▸ EXERCISE: Return unchanged every line of the data from the first line through the line containing "legend-label: Drei-Bett-Zim. —", including both of those lines.

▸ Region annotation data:
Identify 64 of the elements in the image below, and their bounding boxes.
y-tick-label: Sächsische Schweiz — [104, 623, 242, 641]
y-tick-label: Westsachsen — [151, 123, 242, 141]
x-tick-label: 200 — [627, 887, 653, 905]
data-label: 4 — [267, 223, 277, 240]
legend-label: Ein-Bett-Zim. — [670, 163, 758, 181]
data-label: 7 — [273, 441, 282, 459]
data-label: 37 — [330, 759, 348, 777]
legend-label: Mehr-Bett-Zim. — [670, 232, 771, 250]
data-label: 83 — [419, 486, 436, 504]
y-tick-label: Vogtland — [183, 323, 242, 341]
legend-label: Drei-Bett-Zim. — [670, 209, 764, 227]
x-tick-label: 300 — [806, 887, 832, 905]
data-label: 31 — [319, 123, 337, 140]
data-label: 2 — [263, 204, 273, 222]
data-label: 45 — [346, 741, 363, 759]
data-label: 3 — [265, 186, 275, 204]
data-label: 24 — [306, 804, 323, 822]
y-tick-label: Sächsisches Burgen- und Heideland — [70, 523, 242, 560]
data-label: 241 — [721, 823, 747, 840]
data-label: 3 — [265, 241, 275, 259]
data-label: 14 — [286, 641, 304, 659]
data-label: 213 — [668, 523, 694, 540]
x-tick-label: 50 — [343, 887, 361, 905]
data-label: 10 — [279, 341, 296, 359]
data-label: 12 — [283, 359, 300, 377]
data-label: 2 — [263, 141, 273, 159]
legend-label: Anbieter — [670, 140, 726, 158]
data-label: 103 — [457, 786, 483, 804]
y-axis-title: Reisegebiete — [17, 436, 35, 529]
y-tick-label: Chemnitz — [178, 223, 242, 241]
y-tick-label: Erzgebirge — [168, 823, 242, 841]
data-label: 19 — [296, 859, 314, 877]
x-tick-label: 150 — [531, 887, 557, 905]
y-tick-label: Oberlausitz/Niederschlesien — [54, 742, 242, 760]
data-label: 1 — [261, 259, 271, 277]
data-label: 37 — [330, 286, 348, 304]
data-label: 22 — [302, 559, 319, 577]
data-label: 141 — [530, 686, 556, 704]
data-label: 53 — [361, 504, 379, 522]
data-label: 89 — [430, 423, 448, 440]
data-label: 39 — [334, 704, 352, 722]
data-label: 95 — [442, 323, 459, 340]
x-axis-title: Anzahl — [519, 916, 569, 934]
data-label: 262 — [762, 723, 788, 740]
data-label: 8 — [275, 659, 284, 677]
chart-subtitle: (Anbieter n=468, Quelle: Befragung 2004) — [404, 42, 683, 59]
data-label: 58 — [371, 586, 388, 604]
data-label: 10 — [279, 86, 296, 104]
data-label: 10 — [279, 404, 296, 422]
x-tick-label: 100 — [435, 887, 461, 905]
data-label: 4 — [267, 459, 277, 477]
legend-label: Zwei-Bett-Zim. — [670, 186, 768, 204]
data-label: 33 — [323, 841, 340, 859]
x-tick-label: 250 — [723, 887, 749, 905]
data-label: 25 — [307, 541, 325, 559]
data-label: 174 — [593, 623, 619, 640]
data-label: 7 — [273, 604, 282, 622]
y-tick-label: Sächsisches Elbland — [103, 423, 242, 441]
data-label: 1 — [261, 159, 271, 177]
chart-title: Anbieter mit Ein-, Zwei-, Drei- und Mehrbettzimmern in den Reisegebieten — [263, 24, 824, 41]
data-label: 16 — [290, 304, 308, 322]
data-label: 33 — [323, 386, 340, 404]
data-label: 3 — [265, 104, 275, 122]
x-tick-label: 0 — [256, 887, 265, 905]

▸ EXERCISE ANSWER:
Identify 64 of the elements in the image below, and their bounding boxes.
y-tick-label: Sächsische Schweiz — [104, 623, 242, 641]
y-tick-label: Westsachsen — [151, 123, 242, 141]
x-tick-label: 200 — [627, 887, 653, 905]
data-label: 4 — [267, 223, 277, 240]
legend-label: Ein-Bett-Zim. — [670, 163, 758, 181]
data-label: 7 — [273, 441, 282, 459]
data-label: 37 — [330, 759, 348, 777]
legend-label: Mehr-Bett-Zim. — [670, 232, 771, 250]
data-label: 83 — [419, 486, 436, 504]
y-tick-label: Vogtland — [183, 323, 242, 341]
legend-label: Drei-Bett-Zim. — [670, 209, 764, 227]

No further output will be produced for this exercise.